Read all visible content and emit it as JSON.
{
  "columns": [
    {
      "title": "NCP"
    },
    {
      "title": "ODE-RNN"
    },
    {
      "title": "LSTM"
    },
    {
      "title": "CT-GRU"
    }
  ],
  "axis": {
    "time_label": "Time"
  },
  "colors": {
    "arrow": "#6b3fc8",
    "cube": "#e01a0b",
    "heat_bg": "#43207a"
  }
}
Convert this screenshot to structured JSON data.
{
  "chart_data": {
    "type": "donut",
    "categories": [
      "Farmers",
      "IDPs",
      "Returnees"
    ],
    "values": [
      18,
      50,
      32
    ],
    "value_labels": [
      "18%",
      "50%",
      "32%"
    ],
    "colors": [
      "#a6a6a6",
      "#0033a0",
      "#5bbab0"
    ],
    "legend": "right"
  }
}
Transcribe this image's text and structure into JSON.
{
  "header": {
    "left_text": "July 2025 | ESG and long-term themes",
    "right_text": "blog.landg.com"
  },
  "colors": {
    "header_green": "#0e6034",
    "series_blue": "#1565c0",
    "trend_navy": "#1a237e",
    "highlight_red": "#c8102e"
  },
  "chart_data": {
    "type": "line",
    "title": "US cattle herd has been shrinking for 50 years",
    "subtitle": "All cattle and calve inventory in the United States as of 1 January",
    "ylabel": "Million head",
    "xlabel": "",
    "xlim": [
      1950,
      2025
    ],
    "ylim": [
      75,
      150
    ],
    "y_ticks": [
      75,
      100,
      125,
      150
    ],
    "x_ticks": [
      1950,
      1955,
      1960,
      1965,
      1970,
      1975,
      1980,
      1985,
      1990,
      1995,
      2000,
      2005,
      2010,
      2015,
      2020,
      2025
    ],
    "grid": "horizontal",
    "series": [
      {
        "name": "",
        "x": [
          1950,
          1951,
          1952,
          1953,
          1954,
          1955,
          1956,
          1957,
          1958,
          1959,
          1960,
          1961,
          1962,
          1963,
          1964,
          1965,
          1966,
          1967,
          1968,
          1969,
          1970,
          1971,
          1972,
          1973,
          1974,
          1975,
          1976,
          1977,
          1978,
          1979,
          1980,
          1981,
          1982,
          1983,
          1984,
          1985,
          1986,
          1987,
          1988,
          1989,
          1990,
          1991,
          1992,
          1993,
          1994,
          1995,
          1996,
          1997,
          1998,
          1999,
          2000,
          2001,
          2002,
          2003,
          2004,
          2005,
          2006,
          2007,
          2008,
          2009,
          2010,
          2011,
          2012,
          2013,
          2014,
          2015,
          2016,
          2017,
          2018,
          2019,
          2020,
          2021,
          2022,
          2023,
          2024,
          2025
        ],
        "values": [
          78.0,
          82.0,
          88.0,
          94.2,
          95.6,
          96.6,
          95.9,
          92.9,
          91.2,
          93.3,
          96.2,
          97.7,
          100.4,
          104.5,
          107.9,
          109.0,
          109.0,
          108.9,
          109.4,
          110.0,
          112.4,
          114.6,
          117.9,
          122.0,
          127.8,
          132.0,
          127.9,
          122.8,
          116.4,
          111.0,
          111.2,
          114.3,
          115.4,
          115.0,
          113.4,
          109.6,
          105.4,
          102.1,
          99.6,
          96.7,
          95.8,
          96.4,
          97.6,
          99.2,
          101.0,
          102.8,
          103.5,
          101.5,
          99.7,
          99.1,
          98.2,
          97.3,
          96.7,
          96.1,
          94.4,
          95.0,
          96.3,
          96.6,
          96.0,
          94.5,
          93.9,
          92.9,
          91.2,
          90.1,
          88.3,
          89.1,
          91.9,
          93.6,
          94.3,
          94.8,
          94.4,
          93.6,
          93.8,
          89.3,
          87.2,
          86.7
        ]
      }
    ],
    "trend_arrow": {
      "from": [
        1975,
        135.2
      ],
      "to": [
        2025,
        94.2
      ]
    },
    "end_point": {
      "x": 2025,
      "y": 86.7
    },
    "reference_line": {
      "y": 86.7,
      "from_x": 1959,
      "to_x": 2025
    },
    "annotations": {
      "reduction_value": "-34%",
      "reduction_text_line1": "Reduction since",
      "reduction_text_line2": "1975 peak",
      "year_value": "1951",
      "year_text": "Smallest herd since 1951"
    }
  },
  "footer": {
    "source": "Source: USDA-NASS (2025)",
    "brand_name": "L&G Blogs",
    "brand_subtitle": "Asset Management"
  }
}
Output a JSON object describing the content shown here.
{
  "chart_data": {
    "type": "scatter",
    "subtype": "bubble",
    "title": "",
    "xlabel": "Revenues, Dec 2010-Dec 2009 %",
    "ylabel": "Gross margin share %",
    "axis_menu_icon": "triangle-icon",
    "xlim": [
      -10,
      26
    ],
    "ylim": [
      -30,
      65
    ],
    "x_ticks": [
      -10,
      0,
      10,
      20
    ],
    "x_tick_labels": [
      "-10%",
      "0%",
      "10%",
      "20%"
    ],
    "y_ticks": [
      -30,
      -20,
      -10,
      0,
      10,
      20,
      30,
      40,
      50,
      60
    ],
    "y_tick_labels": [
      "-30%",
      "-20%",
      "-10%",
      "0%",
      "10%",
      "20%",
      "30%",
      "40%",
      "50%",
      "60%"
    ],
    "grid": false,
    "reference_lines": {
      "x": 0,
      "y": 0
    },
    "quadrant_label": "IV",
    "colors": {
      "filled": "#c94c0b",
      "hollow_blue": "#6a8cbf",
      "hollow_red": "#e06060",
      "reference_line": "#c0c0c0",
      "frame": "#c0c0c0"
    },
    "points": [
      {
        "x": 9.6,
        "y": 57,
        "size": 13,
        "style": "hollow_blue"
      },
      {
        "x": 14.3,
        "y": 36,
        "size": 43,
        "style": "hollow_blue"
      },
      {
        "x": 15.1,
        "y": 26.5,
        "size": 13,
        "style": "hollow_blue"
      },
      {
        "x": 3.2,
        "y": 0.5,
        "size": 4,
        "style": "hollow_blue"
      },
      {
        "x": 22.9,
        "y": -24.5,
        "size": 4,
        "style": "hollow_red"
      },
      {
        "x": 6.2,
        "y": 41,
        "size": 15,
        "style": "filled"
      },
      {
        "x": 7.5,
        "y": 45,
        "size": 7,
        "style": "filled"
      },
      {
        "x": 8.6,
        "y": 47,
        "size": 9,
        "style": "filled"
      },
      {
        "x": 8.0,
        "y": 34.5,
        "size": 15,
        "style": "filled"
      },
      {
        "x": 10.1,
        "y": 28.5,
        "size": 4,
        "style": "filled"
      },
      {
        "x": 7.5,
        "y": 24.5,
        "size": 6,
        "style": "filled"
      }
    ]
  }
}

■ ■ ■ ■

◆ **TASK TO COMPLETE**
Read through the entries and copy each line in which "JSON" appears.

◆ **RESULT OF THE TASK**
Read all visible content and emit it as JSON.
Convert this screenshot to structured JSON data.
Transcribe this image's text and structure into JSON.
Output a JSON object describing the content shown here.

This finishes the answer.